• [WHAT YOU HAVE TO DO]
Copy out every line of the records where the string "true" occurs.

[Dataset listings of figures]

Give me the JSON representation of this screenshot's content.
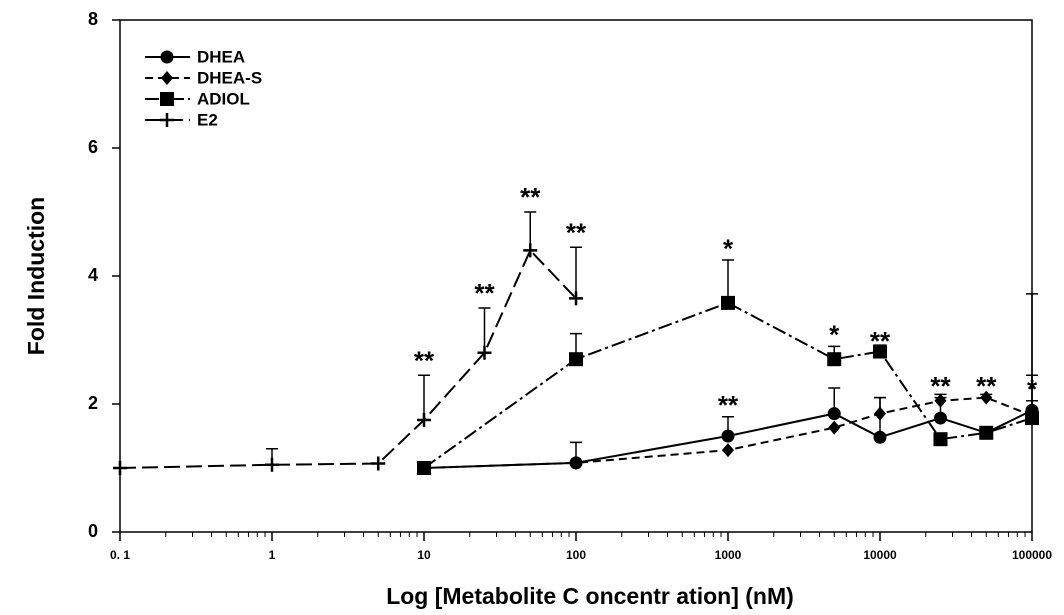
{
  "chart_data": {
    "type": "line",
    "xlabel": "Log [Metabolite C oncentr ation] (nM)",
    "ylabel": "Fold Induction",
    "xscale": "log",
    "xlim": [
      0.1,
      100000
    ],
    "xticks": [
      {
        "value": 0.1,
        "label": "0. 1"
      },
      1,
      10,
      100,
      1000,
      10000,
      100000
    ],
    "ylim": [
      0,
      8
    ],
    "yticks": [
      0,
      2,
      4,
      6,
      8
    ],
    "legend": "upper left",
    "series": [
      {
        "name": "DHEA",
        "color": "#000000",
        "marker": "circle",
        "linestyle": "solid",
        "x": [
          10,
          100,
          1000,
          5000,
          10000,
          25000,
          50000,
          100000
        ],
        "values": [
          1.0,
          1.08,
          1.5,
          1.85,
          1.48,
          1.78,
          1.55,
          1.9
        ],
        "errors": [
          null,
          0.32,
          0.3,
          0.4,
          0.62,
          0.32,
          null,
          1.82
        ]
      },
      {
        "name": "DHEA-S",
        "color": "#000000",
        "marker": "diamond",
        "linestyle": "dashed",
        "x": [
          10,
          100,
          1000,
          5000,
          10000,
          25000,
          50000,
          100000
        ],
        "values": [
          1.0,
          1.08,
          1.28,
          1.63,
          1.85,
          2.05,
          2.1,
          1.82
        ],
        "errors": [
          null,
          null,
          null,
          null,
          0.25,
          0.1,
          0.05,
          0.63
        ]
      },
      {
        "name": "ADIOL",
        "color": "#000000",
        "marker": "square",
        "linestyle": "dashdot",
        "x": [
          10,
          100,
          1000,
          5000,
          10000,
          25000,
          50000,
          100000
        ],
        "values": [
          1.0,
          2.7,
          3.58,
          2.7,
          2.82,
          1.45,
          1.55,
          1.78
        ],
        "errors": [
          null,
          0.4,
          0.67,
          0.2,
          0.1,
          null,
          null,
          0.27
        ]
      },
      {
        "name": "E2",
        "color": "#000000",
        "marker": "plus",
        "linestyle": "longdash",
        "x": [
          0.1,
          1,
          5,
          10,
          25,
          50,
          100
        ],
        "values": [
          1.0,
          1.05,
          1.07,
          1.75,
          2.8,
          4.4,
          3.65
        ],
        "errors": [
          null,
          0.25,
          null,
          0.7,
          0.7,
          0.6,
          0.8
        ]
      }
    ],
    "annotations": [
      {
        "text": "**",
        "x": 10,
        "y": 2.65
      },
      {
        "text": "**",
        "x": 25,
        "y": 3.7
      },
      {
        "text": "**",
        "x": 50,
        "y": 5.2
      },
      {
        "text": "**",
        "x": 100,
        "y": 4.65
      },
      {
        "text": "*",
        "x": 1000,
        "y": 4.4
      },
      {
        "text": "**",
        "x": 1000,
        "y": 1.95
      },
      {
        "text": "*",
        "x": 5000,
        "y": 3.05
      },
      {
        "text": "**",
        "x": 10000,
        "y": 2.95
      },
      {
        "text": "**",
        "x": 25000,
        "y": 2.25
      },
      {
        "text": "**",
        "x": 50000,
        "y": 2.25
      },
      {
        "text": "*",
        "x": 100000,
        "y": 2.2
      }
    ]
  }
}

--

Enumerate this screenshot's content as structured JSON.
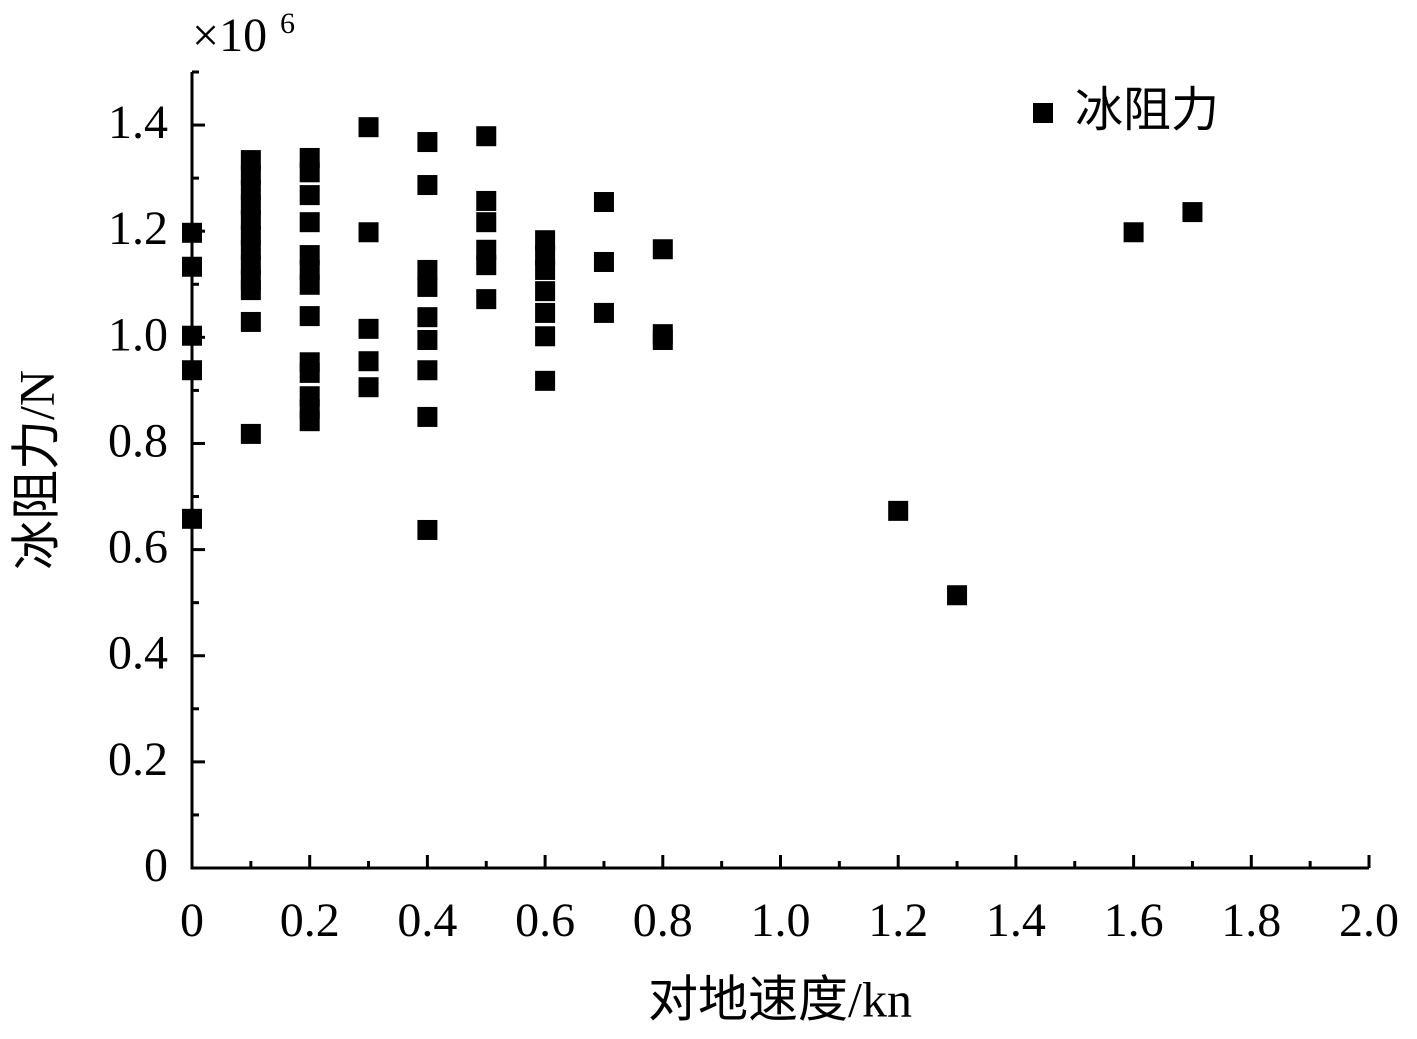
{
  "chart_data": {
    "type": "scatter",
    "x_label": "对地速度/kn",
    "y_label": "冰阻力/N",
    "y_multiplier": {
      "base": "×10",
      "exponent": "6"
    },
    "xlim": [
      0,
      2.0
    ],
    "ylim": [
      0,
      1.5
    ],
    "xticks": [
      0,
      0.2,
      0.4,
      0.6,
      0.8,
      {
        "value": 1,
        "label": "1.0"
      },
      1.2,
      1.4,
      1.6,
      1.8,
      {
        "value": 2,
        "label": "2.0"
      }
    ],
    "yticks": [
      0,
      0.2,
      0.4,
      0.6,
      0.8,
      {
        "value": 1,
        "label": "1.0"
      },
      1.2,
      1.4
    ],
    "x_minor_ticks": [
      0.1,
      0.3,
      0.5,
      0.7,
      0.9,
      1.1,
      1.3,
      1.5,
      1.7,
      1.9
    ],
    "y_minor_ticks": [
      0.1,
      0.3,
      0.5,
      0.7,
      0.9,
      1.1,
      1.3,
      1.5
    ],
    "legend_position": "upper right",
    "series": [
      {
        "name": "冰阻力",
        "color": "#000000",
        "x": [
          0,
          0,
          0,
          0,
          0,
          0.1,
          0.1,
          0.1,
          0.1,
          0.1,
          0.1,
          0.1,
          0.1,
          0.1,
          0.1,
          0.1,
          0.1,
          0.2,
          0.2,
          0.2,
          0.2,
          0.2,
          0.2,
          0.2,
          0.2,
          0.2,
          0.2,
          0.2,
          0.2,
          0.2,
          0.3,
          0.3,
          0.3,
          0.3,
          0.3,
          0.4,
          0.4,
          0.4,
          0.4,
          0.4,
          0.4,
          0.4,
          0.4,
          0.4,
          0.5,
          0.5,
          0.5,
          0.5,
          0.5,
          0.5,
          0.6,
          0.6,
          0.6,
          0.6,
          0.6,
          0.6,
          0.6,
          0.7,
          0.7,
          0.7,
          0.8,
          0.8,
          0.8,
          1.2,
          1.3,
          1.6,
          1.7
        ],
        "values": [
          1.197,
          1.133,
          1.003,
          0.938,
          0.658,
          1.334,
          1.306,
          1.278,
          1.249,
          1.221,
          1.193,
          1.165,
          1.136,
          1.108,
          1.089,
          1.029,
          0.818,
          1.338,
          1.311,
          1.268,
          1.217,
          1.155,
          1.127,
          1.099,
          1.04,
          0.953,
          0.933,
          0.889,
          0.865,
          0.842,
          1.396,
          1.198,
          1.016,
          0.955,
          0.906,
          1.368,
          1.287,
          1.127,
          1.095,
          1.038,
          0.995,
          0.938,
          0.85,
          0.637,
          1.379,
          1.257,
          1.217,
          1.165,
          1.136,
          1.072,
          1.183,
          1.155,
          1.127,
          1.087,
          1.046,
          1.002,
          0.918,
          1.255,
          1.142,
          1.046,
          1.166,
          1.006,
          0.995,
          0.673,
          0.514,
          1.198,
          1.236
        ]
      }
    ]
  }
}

* * *

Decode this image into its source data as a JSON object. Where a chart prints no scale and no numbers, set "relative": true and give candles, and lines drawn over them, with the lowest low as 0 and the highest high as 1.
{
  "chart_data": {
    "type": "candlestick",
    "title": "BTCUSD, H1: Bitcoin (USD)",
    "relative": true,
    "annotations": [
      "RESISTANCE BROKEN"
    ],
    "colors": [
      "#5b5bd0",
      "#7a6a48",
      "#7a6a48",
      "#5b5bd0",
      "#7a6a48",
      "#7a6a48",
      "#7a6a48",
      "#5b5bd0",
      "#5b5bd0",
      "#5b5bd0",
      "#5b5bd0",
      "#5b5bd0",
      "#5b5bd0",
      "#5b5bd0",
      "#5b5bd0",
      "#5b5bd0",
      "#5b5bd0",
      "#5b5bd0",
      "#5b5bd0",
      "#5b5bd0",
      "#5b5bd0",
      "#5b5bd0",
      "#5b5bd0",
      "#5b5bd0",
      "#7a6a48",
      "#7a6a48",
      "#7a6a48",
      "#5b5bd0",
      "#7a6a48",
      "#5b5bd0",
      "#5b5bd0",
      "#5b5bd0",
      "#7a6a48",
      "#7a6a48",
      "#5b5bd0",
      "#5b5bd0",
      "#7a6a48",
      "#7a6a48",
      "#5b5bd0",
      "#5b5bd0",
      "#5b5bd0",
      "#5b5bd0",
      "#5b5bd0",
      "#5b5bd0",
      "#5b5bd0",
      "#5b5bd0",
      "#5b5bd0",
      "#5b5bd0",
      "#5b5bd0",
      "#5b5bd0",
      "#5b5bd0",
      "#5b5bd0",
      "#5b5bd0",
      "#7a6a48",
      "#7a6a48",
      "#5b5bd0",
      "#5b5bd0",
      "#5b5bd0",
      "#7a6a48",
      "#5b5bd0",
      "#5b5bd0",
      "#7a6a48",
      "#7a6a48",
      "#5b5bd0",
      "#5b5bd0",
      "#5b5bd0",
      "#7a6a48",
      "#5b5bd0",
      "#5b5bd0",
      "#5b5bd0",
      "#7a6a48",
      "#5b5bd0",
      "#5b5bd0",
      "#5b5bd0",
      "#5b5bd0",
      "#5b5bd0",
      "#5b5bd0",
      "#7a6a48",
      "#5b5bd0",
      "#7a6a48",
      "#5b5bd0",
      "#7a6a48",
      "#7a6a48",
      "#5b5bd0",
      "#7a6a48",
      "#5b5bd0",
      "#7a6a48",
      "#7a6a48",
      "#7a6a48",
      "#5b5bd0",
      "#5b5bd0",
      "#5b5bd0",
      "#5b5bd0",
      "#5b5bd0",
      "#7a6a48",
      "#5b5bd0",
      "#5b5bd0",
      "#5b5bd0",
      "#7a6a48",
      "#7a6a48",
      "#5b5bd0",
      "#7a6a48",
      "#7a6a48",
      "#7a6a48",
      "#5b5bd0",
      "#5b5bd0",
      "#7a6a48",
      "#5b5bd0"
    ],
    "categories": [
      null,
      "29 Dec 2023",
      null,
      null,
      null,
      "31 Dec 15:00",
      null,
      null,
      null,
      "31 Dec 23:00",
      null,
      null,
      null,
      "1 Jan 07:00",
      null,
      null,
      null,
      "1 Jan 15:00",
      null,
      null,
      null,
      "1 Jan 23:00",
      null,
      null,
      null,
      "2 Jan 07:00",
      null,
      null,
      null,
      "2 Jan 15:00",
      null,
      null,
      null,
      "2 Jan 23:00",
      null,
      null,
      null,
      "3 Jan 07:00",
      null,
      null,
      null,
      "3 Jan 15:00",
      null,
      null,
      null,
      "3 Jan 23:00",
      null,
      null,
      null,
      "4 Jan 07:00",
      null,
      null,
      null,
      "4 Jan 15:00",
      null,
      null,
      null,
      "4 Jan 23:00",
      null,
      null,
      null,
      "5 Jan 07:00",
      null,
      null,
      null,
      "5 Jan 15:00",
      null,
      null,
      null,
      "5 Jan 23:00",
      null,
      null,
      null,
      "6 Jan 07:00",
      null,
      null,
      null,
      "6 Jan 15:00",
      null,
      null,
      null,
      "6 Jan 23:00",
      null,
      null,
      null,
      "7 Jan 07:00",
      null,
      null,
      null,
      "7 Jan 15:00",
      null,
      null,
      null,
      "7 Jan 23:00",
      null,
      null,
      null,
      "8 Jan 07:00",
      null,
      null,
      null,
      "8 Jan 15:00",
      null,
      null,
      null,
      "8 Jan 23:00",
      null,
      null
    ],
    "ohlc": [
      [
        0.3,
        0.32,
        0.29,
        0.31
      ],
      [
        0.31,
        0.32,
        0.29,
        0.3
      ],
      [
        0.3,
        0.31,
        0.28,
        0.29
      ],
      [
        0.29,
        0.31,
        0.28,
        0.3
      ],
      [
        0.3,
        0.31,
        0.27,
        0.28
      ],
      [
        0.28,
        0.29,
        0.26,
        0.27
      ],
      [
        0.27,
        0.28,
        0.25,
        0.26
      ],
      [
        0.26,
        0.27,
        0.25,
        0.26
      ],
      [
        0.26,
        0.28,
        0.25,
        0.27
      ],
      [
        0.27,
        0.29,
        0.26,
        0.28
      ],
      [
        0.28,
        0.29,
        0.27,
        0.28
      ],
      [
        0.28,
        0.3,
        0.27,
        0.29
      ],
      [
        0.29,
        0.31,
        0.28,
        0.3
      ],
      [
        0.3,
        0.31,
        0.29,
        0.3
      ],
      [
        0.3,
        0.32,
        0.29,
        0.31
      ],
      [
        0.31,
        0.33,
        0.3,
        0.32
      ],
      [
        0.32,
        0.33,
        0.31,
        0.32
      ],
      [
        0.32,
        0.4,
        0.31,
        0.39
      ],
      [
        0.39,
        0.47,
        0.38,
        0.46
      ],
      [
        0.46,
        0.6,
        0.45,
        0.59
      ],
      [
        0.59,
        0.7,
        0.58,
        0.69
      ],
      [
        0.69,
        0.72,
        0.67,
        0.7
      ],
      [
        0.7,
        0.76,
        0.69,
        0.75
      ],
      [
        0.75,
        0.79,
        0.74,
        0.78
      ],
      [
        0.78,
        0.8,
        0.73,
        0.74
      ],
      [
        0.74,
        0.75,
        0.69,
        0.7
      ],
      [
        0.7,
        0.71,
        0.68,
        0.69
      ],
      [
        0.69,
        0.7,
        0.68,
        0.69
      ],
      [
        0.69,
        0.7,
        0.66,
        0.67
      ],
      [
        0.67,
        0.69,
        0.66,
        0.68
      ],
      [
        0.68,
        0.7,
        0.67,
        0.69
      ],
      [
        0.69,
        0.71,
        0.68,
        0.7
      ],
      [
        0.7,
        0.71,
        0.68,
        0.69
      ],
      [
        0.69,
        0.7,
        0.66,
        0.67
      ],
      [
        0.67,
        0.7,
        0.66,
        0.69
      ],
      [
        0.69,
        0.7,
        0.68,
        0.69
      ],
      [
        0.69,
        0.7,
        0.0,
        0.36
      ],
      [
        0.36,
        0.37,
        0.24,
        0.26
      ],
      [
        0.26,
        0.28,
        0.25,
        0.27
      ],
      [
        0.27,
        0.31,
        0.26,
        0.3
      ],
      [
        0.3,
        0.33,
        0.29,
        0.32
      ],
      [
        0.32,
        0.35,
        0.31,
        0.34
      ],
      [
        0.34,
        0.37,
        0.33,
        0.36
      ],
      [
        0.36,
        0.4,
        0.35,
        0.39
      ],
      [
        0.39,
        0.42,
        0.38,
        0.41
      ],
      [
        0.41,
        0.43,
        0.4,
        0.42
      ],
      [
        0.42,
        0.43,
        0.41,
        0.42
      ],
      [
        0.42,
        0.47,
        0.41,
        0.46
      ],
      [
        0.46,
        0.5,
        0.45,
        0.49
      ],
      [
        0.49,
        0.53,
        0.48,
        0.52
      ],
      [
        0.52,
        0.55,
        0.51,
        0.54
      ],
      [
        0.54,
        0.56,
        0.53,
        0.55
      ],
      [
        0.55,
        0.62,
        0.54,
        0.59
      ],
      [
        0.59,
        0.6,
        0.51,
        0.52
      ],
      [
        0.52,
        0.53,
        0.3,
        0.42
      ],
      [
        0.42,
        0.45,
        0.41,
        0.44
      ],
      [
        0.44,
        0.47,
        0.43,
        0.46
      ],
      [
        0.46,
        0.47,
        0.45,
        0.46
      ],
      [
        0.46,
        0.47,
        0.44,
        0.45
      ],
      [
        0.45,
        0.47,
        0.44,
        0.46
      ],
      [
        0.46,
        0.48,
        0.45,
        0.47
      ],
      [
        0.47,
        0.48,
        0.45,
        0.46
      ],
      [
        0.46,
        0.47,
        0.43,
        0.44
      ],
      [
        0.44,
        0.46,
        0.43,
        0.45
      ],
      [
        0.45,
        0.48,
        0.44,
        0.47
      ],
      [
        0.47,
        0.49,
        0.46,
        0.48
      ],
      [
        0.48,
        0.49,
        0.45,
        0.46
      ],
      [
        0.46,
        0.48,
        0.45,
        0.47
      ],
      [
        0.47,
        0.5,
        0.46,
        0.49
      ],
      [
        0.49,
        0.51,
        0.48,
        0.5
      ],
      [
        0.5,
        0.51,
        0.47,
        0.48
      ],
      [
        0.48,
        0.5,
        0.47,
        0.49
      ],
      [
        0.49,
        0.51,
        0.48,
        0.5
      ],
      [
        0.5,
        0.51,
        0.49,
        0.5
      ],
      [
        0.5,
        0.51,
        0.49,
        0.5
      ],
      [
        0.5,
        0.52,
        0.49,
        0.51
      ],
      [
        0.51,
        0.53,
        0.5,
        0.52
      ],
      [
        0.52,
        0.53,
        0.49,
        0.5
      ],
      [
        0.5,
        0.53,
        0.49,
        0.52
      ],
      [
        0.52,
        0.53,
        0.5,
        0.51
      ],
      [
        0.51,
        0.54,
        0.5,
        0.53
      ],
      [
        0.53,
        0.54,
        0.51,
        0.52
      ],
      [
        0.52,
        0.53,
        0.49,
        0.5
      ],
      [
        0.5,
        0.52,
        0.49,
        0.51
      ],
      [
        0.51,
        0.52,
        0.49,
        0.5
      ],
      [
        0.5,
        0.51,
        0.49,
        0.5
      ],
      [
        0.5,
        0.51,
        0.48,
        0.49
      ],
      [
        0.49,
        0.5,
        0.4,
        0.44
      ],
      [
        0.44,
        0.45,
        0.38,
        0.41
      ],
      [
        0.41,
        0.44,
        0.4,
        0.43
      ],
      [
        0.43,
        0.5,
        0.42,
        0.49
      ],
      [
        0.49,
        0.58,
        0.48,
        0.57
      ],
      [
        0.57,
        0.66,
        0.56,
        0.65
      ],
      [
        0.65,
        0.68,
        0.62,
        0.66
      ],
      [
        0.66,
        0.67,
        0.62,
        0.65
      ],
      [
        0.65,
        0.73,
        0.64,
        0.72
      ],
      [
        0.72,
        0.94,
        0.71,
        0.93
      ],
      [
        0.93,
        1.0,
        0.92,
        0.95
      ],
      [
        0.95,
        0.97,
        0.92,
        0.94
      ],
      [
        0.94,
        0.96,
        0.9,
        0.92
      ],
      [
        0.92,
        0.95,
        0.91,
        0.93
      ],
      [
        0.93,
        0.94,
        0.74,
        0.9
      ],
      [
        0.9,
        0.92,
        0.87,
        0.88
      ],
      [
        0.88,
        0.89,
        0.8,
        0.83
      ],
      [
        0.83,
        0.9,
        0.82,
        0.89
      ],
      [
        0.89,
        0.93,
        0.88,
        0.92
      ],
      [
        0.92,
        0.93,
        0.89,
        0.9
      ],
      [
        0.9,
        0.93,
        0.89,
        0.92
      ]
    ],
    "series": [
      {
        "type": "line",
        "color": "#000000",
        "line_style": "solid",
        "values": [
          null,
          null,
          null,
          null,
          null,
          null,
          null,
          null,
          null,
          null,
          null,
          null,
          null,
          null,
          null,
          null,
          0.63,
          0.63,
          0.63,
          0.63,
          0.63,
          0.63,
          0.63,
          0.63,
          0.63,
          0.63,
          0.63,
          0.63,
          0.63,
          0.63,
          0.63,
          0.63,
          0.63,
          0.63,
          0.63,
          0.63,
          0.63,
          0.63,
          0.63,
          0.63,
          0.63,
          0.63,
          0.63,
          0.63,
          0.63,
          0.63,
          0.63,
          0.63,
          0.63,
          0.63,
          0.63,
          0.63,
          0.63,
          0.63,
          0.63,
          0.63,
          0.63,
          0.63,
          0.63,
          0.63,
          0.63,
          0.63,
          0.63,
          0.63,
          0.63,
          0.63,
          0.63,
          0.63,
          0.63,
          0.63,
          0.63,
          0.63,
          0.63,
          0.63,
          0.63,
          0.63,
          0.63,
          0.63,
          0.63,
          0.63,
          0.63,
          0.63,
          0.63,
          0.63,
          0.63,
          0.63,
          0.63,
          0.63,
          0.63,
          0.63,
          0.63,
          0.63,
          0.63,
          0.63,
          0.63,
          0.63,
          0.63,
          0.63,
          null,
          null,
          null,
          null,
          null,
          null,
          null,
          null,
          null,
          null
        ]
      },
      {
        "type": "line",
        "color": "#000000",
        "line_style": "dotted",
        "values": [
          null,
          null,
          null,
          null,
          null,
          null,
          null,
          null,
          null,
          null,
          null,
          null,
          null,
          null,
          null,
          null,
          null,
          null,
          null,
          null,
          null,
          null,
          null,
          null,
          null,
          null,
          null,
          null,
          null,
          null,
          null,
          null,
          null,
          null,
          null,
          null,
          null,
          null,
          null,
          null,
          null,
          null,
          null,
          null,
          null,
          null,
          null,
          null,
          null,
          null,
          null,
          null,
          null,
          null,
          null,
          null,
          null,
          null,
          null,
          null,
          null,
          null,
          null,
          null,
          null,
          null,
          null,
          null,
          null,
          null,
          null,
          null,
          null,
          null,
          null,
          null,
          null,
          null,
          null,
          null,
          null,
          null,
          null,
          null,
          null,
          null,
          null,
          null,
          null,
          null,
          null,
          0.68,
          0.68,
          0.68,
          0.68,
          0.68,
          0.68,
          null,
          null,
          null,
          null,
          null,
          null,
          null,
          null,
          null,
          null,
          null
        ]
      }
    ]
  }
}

• [SOLVED EXERCISE]
Decode this image into its source data as a JSON object. Where a chart prints no scale and no numbers, set "relative": true and give candles, and lines drawn over them, with the lowest low as 0 and the highest high as 1.
    "relative": true,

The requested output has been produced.